▶ _Task description_
Wherever the string "close" appears in a line, extract that line.

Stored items
────────────────────────────────────────

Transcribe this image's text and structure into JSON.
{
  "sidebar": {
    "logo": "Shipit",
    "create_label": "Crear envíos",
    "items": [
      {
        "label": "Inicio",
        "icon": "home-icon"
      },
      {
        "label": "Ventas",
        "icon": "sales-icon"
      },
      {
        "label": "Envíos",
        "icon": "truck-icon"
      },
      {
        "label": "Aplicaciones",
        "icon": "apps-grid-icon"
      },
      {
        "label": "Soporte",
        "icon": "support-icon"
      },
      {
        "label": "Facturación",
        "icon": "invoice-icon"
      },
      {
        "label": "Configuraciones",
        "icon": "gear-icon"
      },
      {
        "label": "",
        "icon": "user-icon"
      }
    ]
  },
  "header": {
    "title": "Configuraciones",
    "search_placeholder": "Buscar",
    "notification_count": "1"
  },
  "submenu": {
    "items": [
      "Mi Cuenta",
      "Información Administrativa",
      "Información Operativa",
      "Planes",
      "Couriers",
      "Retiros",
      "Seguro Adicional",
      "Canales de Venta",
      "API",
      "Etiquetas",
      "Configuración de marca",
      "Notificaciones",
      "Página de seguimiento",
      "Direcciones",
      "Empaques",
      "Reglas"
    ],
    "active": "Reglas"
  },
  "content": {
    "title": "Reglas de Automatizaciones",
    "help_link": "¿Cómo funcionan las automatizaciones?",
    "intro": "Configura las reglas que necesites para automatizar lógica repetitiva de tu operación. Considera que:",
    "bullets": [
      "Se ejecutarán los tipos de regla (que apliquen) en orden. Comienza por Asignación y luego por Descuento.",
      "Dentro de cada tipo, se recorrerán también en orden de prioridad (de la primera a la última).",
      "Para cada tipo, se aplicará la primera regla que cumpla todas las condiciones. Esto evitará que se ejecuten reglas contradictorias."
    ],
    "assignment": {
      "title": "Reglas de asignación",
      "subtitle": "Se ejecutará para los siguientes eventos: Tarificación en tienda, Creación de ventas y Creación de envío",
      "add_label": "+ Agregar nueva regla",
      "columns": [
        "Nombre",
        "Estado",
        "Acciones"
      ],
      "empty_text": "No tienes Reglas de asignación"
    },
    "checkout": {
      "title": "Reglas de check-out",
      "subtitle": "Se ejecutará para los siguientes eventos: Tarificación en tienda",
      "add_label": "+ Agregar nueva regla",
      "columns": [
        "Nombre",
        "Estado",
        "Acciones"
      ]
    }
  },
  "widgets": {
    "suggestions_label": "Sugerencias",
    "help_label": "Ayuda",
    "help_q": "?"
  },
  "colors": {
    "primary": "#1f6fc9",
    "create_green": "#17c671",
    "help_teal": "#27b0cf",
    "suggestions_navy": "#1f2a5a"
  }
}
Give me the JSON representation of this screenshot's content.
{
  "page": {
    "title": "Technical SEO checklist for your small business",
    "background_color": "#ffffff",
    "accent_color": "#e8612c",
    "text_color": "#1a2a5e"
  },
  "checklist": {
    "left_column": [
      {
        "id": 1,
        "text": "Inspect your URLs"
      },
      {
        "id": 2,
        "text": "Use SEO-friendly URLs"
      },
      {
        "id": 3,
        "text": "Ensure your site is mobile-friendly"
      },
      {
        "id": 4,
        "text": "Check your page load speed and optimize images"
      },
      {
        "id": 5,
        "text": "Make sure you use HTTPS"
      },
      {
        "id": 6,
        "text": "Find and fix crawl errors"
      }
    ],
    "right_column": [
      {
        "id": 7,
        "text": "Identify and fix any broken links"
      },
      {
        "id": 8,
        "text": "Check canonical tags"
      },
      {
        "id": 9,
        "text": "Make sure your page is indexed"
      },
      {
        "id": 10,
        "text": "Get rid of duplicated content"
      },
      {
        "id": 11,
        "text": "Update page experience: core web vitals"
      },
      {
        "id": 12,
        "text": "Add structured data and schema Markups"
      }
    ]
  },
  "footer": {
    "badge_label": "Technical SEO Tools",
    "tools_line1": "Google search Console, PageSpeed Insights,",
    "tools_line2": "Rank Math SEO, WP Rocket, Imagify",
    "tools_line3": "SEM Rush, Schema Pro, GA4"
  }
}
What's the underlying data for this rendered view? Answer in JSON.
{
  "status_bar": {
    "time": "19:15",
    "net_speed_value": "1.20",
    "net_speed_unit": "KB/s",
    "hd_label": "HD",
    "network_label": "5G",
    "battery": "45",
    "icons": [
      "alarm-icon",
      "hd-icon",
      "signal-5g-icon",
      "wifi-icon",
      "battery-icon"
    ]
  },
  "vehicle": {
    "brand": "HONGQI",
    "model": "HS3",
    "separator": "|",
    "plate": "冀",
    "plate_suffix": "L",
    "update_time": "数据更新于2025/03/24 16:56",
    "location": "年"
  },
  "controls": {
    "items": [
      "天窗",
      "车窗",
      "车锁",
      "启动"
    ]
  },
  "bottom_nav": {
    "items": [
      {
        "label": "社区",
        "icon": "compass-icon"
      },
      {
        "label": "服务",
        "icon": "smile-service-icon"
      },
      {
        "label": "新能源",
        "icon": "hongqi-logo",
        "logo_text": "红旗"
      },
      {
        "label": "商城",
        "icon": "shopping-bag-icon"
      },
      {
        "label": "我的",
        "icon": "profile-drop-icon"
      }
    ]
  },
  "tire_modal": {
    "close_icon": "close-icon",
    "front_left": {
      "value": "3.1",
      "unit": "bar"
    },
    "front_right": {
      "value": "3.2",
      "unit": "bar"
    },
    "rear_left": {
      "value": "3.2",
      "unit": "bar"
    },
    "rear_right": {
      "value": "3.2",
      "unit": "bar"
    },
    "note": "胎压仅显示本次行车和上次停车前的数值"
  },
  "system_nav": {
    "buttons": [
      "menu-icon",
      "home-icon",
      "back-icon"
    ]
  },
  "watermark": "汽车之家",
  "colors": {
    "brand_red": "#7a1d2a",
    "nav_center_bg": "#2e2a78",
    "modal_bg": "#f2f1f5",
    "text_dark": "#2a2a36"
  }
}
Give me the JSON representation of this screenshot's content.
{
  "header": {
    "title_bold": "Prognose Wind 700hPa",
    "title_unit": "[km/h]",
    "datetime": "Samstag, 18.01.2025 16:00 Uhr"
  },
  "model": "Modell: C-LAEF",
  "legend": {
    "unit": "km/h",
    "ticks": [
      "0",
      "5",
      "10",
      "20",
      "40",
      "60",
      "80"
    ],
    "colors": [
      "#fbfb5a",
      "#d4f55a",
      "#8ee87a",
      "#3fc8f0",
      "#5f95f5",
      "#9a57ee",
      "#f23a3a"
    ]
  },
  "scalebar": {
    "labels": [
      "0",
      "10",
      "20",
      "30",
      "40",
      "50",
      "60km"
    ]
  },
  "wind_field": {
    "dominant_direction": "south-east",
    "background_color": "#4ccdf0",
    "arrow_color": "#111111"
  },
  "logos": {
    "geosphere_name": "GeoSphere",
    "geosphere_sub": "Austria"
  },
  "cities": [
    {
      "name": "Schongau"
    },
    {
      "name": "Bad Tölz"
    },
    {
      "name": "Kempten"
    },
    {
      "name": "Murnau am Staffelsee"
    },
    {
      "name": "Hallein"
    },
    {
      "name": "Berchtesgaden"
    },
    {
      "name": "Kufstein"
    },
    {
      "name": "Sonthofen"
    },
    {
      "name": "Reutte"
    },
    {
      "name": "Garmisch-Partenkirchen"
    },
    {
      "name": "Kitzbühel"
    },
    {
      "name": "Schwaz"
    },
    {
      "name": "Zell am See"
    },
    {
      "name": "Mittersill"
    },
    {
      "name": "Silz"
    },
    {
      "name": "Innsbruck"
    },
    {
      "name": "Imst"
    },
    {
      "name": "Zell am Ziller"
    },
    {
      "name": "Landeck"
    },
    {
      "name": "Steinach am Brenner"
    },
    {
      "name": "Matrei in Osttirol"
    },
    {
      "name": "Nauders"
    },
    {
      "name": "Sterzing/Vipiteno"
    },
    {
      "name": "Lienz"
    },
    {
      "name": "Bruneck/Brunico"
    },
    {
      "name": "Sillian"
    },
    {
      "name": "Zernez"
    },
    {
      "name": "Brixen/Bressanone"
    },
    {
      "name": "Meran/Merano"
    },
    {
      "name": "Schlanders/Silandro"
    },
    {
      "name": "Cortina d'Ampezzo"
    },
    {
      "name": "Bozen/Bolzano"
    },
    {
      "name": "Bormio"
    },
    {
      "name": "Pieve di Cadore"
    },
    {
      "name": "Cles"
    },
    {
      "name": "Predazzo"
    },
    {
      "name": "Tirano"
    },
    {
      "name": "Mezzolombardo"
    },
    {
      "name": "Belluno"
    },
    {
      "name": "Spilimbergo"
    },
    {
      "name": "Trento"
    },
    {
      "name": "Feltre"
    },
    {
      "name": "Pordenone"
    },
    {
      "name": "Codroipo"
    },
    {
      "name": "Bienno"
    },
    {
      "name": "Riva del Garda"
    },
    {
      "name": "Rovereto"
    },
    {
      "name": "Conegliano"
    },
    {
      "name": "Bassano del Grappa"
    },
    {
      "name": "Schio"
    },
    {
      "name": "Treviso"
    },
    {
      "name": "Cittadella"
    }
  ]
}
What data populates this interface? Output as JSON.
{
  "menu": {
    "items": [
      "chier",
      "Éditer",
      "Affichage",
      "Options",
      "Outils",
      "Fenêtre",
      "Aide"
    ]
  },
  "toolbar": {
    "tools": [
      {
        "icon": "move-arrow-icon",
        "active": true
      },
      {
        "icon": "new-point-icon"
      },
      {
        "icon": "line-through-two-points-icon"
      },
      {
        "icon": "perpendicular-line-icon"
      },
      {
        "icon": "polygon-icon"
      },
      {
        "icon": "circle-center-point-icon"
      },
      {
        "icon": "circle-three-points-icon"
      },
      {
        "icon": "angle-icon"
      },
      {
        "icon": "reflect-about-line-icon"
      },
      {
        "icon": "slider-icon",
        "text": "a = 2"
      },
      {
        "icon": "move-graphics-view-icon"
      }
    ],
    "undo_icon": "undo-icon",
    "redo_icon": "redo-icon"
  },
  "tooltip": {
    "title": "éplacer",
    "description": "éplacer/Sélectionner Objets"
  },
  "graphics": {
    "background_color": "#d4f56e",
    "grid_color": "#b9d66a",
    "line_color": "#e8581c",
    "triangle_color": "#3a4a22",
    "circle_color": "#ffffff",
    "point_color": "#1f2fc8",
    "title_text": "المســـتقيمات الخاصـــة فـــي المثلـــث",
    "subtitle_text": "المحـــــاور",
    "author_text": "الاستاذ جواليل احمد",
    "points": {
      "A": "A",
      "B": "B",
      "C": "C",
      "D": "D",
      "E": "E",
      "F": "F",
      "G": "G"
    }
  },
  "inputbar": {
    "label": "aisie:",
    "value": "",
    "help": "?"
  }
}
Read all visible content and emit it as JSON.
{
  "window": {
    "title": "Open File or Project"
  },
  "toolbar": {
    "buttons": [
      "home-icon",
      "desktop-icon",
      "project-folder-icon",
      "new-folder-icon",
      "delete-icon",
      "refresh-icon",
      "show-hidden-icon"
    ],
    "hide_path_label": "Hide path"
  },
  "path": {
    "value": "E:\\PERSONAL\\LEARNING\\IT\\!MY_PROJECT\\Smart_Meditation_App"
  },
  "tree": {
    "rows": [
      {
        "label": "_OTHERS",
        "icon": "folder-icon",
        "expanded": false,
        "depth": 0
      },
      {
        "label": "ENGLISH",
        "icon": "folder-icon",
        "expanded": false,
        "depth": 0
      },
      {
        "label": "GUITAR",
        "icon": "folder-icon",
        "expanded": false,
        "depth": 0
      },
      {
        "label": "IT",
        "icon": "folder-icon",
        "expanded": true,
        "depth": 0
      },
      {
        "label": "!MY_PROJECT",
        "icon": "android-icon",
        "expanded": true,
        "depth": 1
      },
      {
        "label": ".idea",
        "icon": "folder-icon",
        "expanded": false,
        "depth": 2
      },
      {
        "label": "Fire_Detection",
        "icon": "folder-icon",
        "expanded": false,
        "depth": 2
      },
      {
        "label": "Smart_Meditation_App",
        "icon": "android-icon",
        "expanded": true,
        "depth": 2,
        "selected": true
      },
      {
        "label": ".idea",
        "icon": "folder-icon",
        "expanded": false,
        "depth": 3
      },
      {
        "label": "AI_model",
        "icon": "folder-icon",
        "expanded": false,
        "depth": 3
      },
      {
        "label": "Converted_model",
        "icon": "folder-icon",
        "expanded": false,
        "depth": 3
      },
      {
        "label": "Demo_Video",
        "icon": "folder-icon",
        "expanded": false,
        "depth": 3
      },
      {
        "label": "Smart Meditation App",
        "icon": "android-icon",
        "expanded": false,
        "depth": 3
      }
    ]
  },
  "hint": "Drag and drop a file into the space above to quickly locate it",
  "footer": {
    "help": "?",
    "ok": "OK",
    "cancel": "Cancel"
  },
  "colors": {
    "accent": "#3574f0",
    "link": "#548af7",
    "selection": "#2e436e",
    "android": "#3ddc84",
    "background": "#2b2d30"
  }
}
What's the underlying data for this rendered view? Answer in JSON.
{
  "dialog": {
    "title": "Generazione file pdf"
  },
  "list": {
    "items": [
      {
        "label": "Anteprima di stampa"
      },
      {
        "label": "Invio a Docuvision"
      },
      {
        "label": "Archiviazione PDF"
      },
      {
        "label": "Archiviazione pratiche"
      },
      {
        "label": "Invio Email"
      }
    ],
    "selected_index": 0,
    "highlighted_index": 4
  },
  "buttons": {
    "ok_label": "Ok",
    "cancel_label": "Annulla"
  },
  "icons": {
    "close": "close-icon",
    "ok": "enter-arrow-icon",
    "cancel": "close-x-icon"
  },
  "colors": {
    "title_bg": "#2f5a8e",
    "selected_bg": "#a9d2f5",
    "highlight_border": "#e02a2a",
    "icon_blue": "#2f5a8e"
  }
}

────────────────────────────────────────

▶ _Correct response_
    "close_icon": "close-icon",
    "close": "close-icon",
    "cancel": "close-x-icon"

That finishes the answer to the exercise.